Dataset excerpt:
====

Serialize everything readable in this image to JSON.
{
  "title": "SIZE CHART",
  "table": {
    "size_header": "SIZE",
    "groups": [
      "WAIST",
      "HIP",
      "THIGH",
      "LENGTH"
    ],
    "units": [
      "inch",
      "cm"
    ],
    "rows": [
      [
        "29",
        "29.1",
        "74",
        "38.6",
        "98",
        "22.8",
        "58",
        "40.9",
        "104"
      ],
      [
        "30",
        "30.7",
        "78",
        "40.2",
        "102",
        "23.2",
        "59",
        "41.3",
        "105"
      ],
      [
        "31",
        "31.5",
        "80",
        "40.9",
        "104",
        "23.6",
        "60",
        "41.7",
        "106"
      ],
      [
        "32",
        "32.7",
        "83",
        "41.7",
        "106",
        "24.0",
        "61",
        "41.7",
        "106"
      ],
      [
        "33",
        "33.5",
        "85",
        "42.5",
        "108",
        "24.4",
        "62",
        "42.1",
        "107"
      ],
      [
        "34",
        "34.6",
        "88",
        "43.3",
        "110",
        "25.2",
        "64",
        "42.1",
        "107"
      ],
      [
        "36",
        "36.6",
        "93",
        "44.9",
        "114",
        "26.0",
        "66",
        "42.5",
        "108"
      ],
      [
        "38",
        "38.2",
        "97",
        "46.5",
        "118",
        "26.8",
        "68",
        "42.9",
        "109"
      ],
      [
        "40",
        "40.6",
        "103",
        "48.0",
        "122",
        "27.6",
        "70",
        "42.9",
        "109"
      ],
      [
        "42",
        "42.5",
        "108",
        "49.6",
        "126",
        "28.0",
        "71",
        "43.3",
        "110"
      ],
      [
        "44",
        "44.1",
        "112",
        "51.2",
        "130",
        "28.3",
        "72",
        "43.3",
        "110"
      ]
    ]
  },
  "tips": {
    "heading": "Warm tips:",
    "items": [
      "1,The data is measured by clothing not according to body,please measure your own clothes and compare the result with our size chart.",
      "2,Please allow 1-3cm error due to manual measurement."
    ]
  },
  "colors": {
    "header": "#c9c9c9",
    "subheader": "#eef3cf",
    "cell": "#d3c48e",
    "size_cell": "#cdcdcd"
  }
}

====

• **REQUIREMENTS**:
Every record above should be output exactly.

• **TASK RESPONSE**:
Serialize everything readable in this image to JSON.
{
  "title": "SIZE CHART",
  "table": {
    "size_header": "SIZE",
    "groups": [
      "WAIST",
      "HIP",
      "THIGH",
      "LENGTH"
    ],
    "units": [
      "inch",
      "cm"
    ],
    "rows": [
      [
        "29",
        "29.1",
        "74",
        "38.6",
        "98",
        "22.8",
        "58",
        "40.9",
        "104"
      ],
      [
        "30",
        "30.7",
        "78",
        "40.2",
        "102",
        "23.2",
        "59",
        "41.3",
        "105"
      ],
      [
        "31",
        "31.5",
        "80",
        "40.9",
        "104",
        "23.6",
        "60",
        "41.7",
        "106"
      ],
      [
        "32",
        "32.7",
        "83",
        "41.7",
        "106",
        "24.0",
        "61",
        "41.7",
        "106"
      ],
      [
        "33",
        "33.5",
        "85",
        "42.5",
        "108",
        "24.4",
        "62",
        "42.1",
        "107"
      ],
      [
        "34",
        "34.6",
        "88",
        "43.3",
        "110",
        "25.2",
        "64",
        "42.1",
        "107"
      ],
      [
        "36",
        "36.6",
        "93",
        "44.9",
        "114",
        "26.0",
        "66",
        "42.5",
        "108"
      ],
      [
        "38",
        "38.2",
        "97",
        "46.5",
        "118",
        "26.8",
        "68",
        "42.9",
        "109"
      ],
      [
        "40",
        "40.6",
        "103",
        "48.0",
        "122",
        "27.6",
        "70",
        "42.9",
        "109"
      ],
      [
        "42",
        "42.5",
        "108",
        "49.6",
        "126",
        "28.0",
        "71",
        "43.3",
        "110"
      ],
      [
        "44",
        "44.1",
        "112",
        "51.2",
        "130",
        "28.3",
        "72",
        "43.3",
        "110"
      ]
    ]
  },
  "tips": {
    "heading": "Warm tips:",
    "items": [
      "1,The data is measured by clothing not according to body,please measure your own clothes and compare the result with our size chart.",
      "2,Please allow 1-3cm error due to manual measurement."
    ]
  },
  "colors": {
    "header": "#c9c9c9",
    "subheader": "#eef3cf",
    "cell": "#d3c48e",
    "size_cell": "#cdcdcd"
  }
}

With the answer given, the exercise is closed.